Reproduce every entry below precisely. Pictures are excluded from the copy.

*** Record set ***

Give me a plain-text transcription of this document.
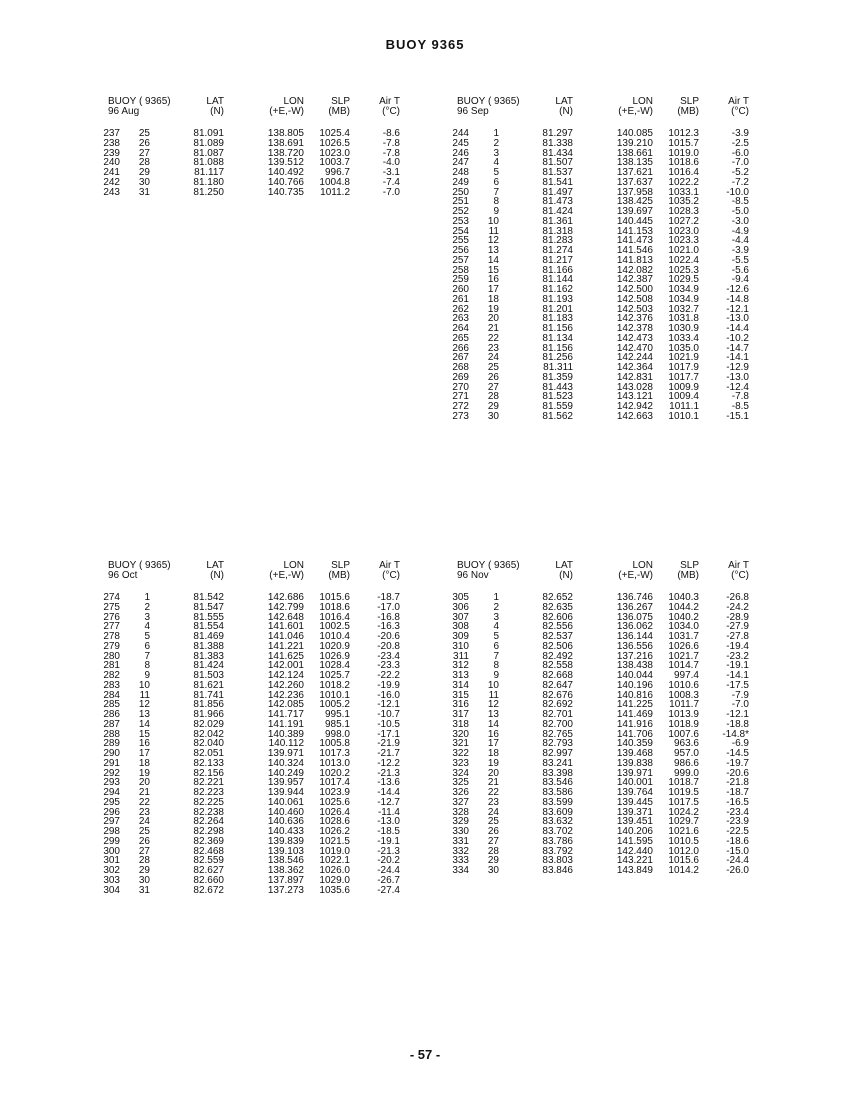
BUOY 9365
BUOY ( 9365)	LAT	LON	SLP	Air T
96 Aug	(N)	(+E,-W)	(MB)	(°C)
237	25	81.091	138.805	1025.4	-8.6
238	26	81.089	138.691	1026.5	-7.8
239	27	81.087	138.720	1023.0	-7.8
240	28	81.088	139.512	1003.7	-4.0
241	29	81.117	140.492	996.7	-3.1
242	30	81.180	140.766	1004.8	-7.4
243	31	81.250	140.735	1011.2	-7.0
BUOY ( 9365)	LAT	LON	SLP	Air T
96 Sep	(N)	(+E,-W)	(MB)	(°C)
244	1	81.297	140.085	1012.3	-3.9
245	2	81.338	139.210	1015.7	-2.5
246	3	81.434	138.661	1019.0	-6.0
247	4	81.507	138.135	1018.6	-7.0
248	5	81.537	137.621	1016.4	-5.2
249	6	81.541	137.637	1022.2	-7.2
250	7	81.497	137.958	1033.1	-10.0
251	8	81.473	138.425	1035.2	-8.5
252	9	81.424	139.697	1028.3	-5.0
253	10	81.361	140.445	1027.2	-3.0
254	11	81.318	141.153	1023.0	-4.9
255	12	81.283	141.473	1023.3	-4.4
256	13	81.274	141.546	1021.0	-3.9
257	14	81.217	141.813	1022.4	-5.5
258	15	81.166	142.082	1025.3	-5.6
259	16	81.144	142.387	1029.5	-9.4
260	17	81.162	142.500	1034.9	-12.6
261	18	81.193	142.508	1034.9	-14.8
262	19	81.201	142.503	1032.7	-12.1
263	20	81.183	142.376	1031.8	-13.0
264	21	81.156	142.378	1030.9	-14.4
265	22	81.134	142.473	1033.4	-10.2
266	23	81.156	142.470	1035.0	-14.7
267	24	81.256	142.244	1021.9	-14.1
268	25	81.311	142.364	1017.9	-12.9
269	26	81.359	142.831	1017.7	-13.0
270	27	81.443	143.028	1009.9	-12.4
271	28	81.523	143.121	1009.4	-7.8
272	29	81.559	142.942	1011.1	-8.5
273	30	81.562	142.663	1010.1	-15.1
BUOY ( 9365)	LAT	LON	SLP	Air T
96 Oct	(N)	(+E,-W)	(MB)	(°C)
274	1	81.542	142.686	1015.6	-18.7
275	2	81.547	142.799	1018.6	-17.0
276	3	81.555	142.648	1016.4	-16.8
277	4	81.554	141.601	1002.5	-16.3
278	5	81.469	141.046	1010.4	-20.6
279	6	81.388	141.221	1020.9	-20.8
280	7	81.383	141.625	1026.9	-23.4
281	8	81.424	142.001	1028.4	-23.3
282	9	81.503	142.124	1025.7	-22.2
283	10	81.621	142.260	1018.2	-19.9
284	11	81.741	142.236	1010.1	-16.0
285	12	81.856	142.085	1005.2	-12.1
286	13	81.966	141.717	995.1	-10.7
287	14	82.029	141.191	985.1	-10.5
288	15	82.042	140.389	998.0	-17.1
289	16	82.040	140.112	1005.8	-21.9
290	17	82.051	139.971	1017.3	-21.7
291	18	82.133	140.324	1013.0	-12.2
292	19	82.156	140.249	1020.2	-21.3
293	20	82.221	139.957	1017.4	-13.6
294	21	82.223	139.944	1023.9	-14.4
295	22	82.225	140.061	1025.6	-12.7
296	23	82.238	140.460	1026.4	-11.4
297	24	82.264	140.636	1028.6	-13.0
298	25	82.298	140.433	1026.2	-18.5
299	26	82.369	139.839	1021.5	-19.1
300	27	82.468	139.103	1019.0	-21.3
301	28	82.559	138.546	1022.1	-20.2
302	29	82.627	138.362	1026.0	-24.4
303	30	82.660	137.897	1029.0	-26.7
304	31	82.672	137.273	1035.6	-27.4
BUOY ( 9365)	LAT	LON	SLP	Air T
96 Nov	(N)	(+E,-W)	(MB)	(°C)
305	1	82.652	136.746	1040.3	-26.8
306	2	82.635	136.267	1044.2	-24.2
307	3	82.606	136.075	1040.2	-28.9
308	4	82.556	136.062	1034.0	-27.9
309	5	82.537	136.144	1031.7	-27.8
310	6	82.506	136.556	1026.6	-19.4
311	7	82.492	137.216	1021.7	-23.2
312	8	82.558	138.438	1014.7	-19.1
313	9	82.668	140.044	997.4	-14.1
314	10	82.647	140.196	1010.6	-17.5
315	11	82.676	140.816	1008.3	-7.9
316	12	82.692	141.225	1011.7	-7.0
317	13	82.701	141.469	1013.9	-12.1
318	14	82.700	141.916	1018.9	-18.8
320	16	82.765	141.706	1007.6	-14.8*
321	17	82.793	140.359	963.6	-6.9
322	18	82.997	139.468	957.0	-14.5
323	19	83.241	139.838	986.6	-19.7
324	20	83.398	139.971	999.0	-20.6
325	21	83.546	140.001	1018.7	-21.8
326	22	83.586	139.764	1019.5	-18.7
327	23	83.599	139.445	1017.5	-16.5
328	24	83.609	139.371	1024.2	-23.4
329	25	83.632	139.451	1029.7	-23.9
330	26	83.702	140.206	1021.6	-22.5
331	27	83.786	141.595	1010.5	-18.6
332	28	83.792	142.440	1012.0	-15.0
333	29	83.803	143.221	1015.6	-24.4
334	30	83.846	143.849	1014.2	-26.0
- 57 -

***

--- Task result ---
Give me a plain-text transcription of this document.
BUOY 9365
BUOY ( 9365)	LAT	LON	SLP	Air T
96 Aug	(N)	(+E,-W)	(MB)	(°C)
237	25	81.091	138.805	1025.4	-8.6
238	26	81.089	138.691	1026.5	-7.8
239	27	81.087	138.720	1023.0	-7.8
240	28	81.088	139.512	1003.7	-4.0
241	29	81.117	140.492	996.7	-3.1
242	30	81.180	140.766	1004.8	-7.4
243	31	81.250	140.735	1011.2	-7.0
BUOY ( 9365)	LAT	LON	SLP	Air T
96 Sep	(N)	(+E,-W)	(MB)	(°C)
244	1	81.297	140.085	1012.3	-3.9
245	2	81.338	139.210	1015.7	-2.5
246	3	81.434	138.661	1019.0	-6.0
247	4	81.507	138.135	1018.6	-7.0
248	5	81.537	137.621	1016.4	-5.2
249	6	81.541	137.637	1022.2	-7.2
250	7	81.497	137.958	1033.1	-10.0
251	8	81.473	138.425	1035.2	-8.5
252	9	81.424	139.697	1028.3	-5.0
253	10	81.361	140.445	1027.2	-3.0
254	11	81.318	141.153	1023.0	-4.9
255	12	81.283	141.473	1023.3	-4.4
256	13	81.274	141.546	1021.0	-3.9
257	14	81.217	141.813	1022.4	-5.5
258	15	81.166	142.082	1025.3	-5.6
259	16	81.144	142.387	1029.5	-9.4
260	17	81.162	142.500	1034.9	-12.6
261	18	81.193	142.508	1034.9	-14.8
262	19	81.201	142.503	1032.7	-12.1
263	20	81.183	142.376	1031.8	-13.0
264	21	81.156	142.378	1030.9	-14.4
265	22	81.134	142.473	1033.4	-10.2
266	23	81.156	142.470	1035.0	-14.7
267	24	81.256	142.244	1021.9	-14.1
268	25	81.311	142.364	1017.9	-12.9
269	26	81.359	142.831	1017.7	-13.0
270	27	81.443	143.028	1009.9	-12.4
271	28	81.523	143.121	1009.4	-7.8
272	29	81.559	142.942	1011.1	-8.5
273	30	81.562	142.663	1010.1	-15.1
BUOY ( 9365)	LAT	LON	SLP	Air T
96 Oct	(N)	(+E,-W)	(MB)	(°C)
274	1	81.542	142.686	1015.6	-18.7
275	2	81.547	142.799	1018.6	-17.0
276	3	81.555	142.648	1016.4	-16.8
277	4	81.554	141.601	1002.5	-16.3
278	5	81.469	141.046	1010.4	-20.6
279	6	81.388	141.221	1020.9	-20.8
280	7	81.383	141.625	1026.9	-23.4
281	8	81.424	142.001	1028.4	-23.3
282	9	81.503	142.124	1025.7	-22.2
283	10	81.621	142.260	1018.2	-19.9
284	11	81.741	142.236	1010.1	-16.0
285	12	81.856	142.085	1005.2	-12.1
286	13	81.966	141.717	995.1	-10.7
287	14	82.029	141.191	985.1	-10.5
288	15	82.042	140.389	998.0	-17.1
289	16	82.040	140.112	1005.8	-21.9
290	17	82.051	139.971	1017.3	-21.7
291	18	82.133	140.324	1013.0	-12.2
292	19	82.156	140.249	1020.2	-21.3
293	20	82.221	139.957	1017.4	-13.6
294	21	82.223	139.944	1023.9	-14.4
295	22	82.225	140.061	1025.6	-12.7
296	23	82.238	140.460	1026.4	-11.4
297	24	82.264	140.636	1028.6	-13.0
298	25	82.298	140.433	1026.2	-18.5
299	26	82.369	139.839	1021.5	-19.1
300	27	82.468	139.103	1019.0	-21.3
301	28	82.559	138.546	1022.1	-20.2
302	29	82.627	138.362	1026.0	-24.4
303	30	82.660	137.897	1029.0	-26.7
304	31	82.672	137.273	1035.6	-27.4
BUOY ( 9365)	LAT	LON	SLP	Air T
96 Nov	(N)	(+E,-W)	(MB)	(°C)
305	1	82.652	136.746	1040.3	-26.8
306	2	82.635	136.267	1044.2	-24.2
307	3	82.606	136.075	1040.2	-28.9
308	4	82.556	136.062	1034.0	-27.9
309	5	82.537	136.144	1031.7	-27.8
310	6	82.506	136.556	1026.6	-19.4
311	7	82.492	137.216	1021.7	-23.2
312	8	82.558	138.438	1014.7	-19.1
313	9	82.668	140.044	997.4	-14.1
314	10	82.647	140.196	1010.6	-17.5
315	11	82.676	140.816	1008.3	-7.9
316	12	82.692	141.225	1011.7	-7.0
317	13	82.701	141.469	1013.9	-12.1
318	14	82.700	141.916	1018.9	-18.8
320	16	82.765	141.706	1007.6	-14.8*
321	17	82.793	140.359	963.6	-6.9
322	18	82.997	139.468	957.0	-14.5
323	19	83.241	139.838	986.6	-19.7
324	20	83.398	139.971	999.0	-20.6
325	21	83.546	140.001	1018.7	-21.8
326	22	83.586	139.764	1019.5	-18.7
327	23	83.599	139.445	1017.5	-16.5
328	24	83.609	139.371	1024.2	-23.4
329	25	83.632	139.451	1029.7	-23.9
330	26	83.702	140.206	1021.6	-22.5
331	27	83.786	141.595	1010.5	-18.6
332	28	83.792	142.440	1012.0	-15.0
333	29	83.803	143.221	1015.6	-24.4
334	30	83.846	143.849	1014.2	-26.0
- 57 -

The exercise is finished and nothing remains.